## REQUEST
Take every line that has the string "name" and copy it out.

## GIVEN DATA
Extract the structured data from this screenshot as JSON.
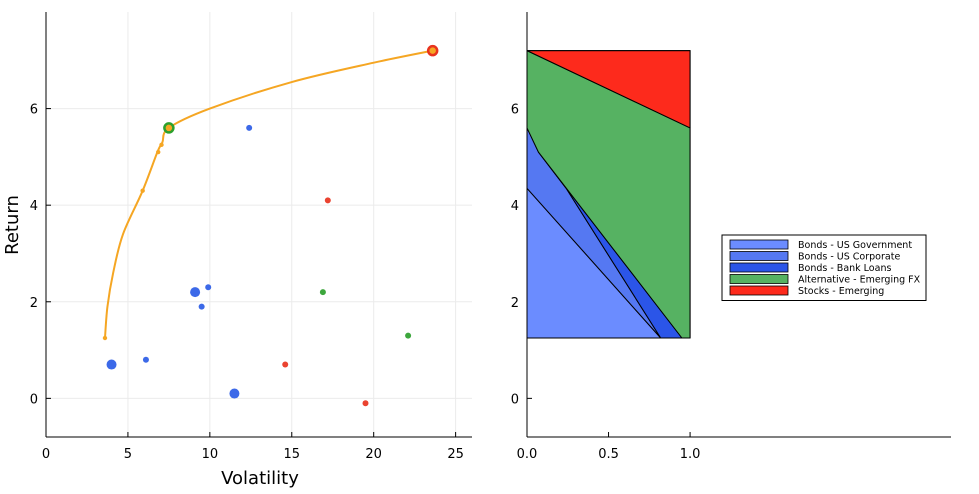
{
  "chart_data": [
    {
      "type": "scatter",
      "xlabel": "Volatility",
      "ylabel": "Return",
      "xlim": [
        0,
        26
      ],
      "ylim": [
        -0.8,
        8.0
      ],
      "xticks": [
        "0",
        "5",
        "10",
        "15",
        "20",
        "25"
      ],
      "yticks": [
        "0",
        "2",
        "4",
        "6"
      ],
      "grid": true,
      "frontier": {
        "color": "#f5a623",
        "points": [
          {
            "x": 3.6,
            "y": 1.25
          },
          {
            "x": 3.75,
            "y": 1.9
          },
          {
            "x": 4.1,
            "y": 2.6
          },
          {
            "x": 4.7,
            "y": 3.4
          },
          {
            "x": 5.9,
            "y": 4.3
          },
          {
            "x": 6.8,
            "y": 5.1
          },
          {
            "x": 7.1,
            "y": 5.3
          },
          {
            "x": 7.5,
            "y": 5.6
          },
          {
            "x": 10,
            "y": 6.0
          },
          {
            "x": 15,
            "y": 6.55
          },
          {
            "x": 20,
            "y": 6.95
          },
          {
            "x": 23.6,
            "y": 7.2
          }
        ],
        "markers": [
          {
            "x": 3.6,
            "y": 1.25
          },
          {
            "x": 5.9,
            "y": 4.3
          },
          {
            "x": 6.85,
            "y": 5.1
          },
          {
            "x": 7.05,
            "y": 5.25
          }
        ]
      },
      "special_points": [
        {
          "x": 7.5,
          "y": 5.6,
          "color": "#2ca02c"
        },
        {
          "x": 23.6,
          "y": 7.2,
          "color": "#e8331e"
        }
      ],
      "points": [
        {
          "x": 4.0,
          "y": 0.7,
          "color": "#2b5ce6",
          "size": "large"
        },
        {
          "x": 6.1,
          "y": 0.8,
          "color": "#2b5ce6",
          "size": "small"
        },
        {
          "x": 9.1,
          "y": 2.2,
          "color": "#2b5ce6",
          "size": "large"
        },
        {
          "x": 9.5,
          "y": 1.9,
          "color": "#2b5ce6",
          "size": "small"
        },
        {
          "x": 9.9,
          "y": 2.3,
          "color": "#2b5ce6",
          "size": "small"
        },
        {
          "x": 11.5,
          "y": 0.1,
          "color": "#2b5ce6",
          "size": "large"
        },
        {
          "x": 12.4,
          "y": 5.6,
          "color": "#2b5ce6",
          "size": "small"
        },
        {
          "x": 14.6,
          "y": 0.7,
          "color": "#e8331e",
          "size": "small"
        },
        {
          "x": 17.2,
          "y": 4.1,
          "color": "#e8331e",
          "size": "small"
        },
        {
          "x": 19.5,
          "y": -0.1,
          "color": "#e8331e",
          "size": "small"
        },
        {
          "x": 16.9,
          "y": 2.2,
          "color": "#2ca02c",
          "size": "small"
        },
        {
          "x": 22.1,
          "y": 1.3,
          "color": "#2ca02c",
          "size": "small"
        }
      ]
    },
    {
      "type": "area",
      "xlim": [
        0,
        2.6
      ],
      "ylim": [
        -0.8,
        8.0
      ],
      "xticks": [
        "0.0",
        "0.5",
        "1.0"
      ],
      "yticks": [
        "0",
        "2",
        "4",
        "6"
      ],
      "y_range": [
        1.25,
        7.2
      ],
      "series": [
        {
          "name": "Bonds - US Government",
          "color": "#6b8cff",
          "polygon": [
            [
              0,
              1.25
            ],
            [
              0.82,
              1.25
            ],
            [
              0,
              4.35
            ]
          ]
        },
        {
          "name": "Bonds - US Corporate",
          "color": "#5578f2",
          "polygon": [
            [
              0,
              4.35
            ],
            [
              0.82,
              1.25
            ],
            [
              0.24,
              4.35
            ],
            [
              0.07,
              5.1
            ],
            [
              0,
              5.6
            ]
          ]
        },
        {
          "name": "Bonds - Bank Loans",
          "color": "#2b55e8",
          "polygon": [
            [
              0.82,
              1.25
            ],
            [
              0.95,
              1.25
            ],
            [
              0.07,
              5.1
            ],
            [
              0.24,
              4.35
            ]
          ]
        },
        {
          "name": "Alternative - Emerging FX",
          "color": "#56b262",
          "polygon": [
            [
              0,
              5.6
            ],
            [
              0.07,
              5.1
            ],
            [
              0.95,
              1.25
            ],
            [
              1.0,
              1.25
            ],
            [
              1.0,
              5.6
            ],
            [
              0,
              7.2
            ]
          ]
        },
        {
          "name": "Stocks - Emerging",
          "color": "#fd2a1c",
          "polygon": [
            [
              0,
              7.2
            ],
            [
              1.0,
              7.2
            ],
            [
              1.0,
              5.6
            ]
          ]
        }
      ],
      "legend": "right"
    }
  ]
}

* * *

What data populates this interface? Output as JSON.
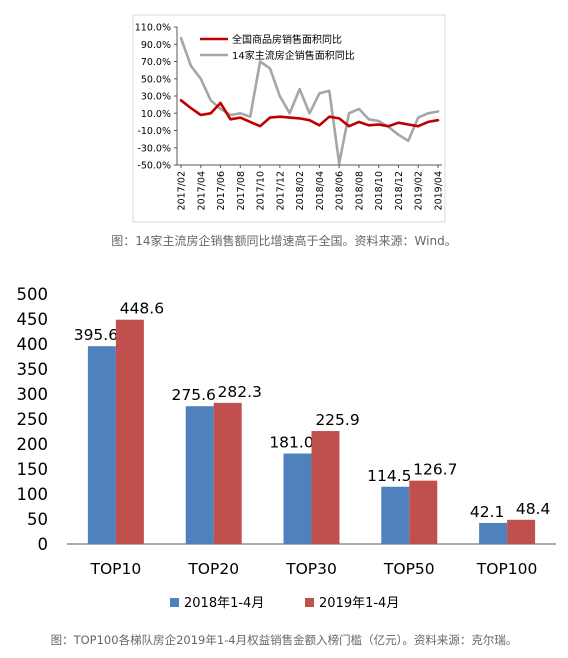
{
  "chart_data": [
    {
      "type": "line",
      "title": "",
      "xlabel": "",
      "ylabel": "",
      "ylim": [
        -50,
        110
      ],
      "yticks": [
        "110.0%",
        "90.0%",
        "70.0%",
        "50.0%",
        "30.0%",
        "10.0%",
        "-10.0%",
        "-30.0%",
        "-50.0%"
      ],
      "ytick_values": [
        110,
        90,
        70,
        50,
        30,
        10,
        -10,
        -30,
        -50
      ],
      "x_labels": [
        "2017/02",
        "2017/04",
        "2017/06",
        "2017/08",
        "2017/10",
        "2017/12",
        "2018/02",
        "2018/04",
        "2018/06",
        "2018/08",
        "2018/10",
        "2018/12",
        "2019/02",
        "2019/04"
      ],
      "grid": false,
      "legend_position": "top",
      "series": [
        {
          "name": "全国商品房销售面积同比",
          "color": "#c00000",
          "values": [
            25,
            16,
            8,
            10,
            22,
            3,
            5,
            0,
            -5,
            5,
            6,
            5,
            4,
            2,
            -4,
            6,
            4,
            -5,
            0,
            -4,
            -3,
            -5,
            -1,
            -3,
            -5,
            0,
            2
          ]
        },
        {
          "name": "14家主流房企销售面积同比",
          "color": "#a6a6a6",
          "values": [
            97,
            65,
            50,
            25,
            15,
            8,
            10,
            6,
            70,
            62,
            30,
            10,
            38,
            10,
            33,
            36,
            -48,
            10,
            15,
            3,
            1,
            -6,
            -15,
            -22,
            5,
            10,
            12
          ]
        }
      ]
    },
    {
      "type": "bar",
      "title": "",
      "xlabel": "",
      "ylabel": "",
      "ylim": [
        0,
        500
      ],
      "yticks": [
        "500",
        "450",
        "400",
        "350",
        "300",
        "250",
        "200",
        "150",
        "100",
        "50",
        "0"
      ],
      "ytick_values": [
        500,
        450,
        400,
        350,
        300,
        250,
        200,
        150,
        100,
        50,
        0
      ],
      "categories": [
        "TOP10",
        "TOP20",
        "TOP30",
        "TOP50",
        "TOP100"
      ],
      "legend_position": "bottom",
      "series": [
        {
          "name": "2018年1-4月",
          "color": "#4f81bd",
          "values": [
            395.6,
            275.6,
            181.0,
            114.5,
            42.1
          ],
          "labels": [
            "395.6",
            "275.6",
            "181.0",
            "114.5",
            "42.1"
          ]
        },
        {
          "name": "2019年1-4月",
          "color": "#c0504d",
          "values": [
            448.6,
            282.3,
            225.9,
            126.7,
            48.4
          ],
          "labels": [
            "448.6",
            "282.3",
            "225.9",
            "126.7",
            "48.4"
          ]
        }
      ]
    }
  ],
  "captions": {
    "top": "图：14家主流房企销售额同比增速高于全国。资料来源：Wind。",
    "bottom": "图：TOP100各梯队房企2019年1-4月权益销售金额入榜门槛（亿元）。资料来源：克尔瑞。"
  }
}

## PROBLEM SOLUTION
          "name": "Bonds - US Government",
          "name": "Bonds - US Corporate",
          "name": "Bonds - Bank Loans",
          "name": "Alternative - Emerging FX",
          "name": "Stocks - Emerging",
          "name": "全国商品房销售面积同比",
          "name": "14家主流房企销售面积同比",
          "name": "2018年1-4月",
          "name": "2019年1-4月",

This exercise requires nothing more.